## EXERCISE DESCRIPTION
Set the listing down again in full, word for word, with the pictures left out.
___ SUPPLIED ENTRIES
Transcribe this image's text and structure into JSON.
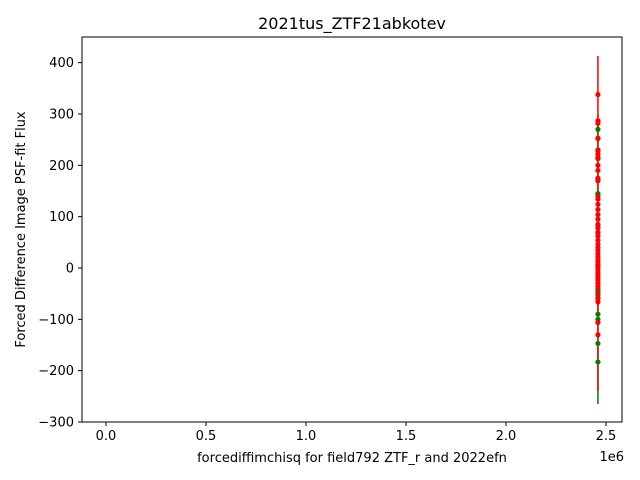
{
  "chart_data": {
    "type": "scatter",
    "title": "2021tus_ZTF21abkotev",
    "xlabel": "forcediffimchisq for field792 ZTF_r and 2022efn",
    "ylabel": "Forced Difference Image PSF-fit Flux",
    "x_offset_label": "1e6",
    "xlim": [
      -120000,
      2580000
    ],
    "ylim": [
      -300,
      450
    ],
    "x_ticks": [
      0,
      500000,
      1000000,
      1500000,
      2000000,
      2500000
    ],
    "x_tick_labels": [
      "0.0",
      "0.5",
      "1.0",
      "1.5",
      "2.0",
      "2.5"
    ],
    "y_ticks": [
      -300,
      -200,
      -100,
      0,
      100,
      200,
      300,
      400
    ],
    "y_tick_labels": [
      "−300",
      "−200",
      "−100",
      "0",
      "100",
      "200",
      "300",
      "400"
    ],
    "grid": false,
    "series": [
      {
        "color": "#ff0000",
        "x": 2459700,
        "y": [
          338,
          287,
          282,
          252,
          230,
          222,
          216,
          213,
          200,
          190,
          175,
          170,
          140,
          134,
          124,
          114,
          104,
          95,
          85,
          78,
          70,
          62,
          54,
          46,
          40,
          34,
          28,
          22,
          16,
          11,
          6,
          2,
          -3,
          -8,
          -13,
          -18,
          -23,
          -29,
          -35,
          -40,
          -52,
          -60,
          -66,
          -106,
          -130
        ],
        "err_low": -240,
        "err_high": 413
      },
      {
        "color": "#008000",
        "x": 2459700,
        "y": [
          270,
          253,
          228,
          174,
          145,
          140,
          82,
          68,
          6,
          -30,
          -44,
          -48,
          -58,
          -90,
          -100,
          -106,
          -147,
          -183
        ],
        "err_low": -265,
        "err_high": 300
      }
    ]
  }
}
______
## THE RESPONSE
Transcribe this image's text and structure into JSON.
{
  "chart_data": {
    "type": "scatter",
    "title": "2021tus_ZTF21abkotev",
    "xlabel": "forcediffimchisq for field792 ZTF_r and 2022efn",
    "ylabel": "Forced Difference Image PSF-fit Flux",
    "x_offset_label": "1e6",
    "xlim": [
      -120000,
      2580000
    ],
    "ylim": [
      -300,
      450
    ],
    "x_ticks": [
      0,
      500000,
      1000000,
      1500000,
      2000000,
      2500000
    ],
    "x_tick_labels": [
      "0.0",
      "0.5",
      "1.0",
      "1.5",
      "2.0",
      "2.5"
    ],
    "y_ticks": [
      -300,
      -200,
      -100,
      0,
      100,
      200,
      300,
      400
    ],
    "y_tick_labels": [
      "−300",
      "−200",
      "−100",
      "0",
      "100",
      "200",
      "300",
      "400"
    ],
    "grid": false,
    "series": [
      {
        "color": "#ff0000",
        "x": 2459700,
        "y": [
          338,
          287,
          282,
          252,
          230,
          222,
          216,
          213,
          200,
          190,
          175,
          170,
          140,
          134,
          124,
          114,
          104,
          95,
          85,
          78,
          70,
          62,
          54,
          46,
          40,
          34,
          28,
          22,
          16,
          11,
          6,
          2,
          -3,
          -8,
          -13,
          -18,
          -23,
          -29,
          -35,
          -40,
          -52,
          -60,
          -66,
          -106,
          -130
        ],
        "err_low": -240,
        "err_high": 413
      },
      {
        "color": "#008000",
        "x": 2459700,
        "y": [
          270,
          253,
          228,
          174,
          145,
          140,
          82,
          68,
          6,
          -30,
          -44,
          -48,
          -58,
          -90,
          -100,
          -106,
          -147,
          -183
        ],
        "err_low": -265,
        "err_high": 300
      }
    ]
  }
}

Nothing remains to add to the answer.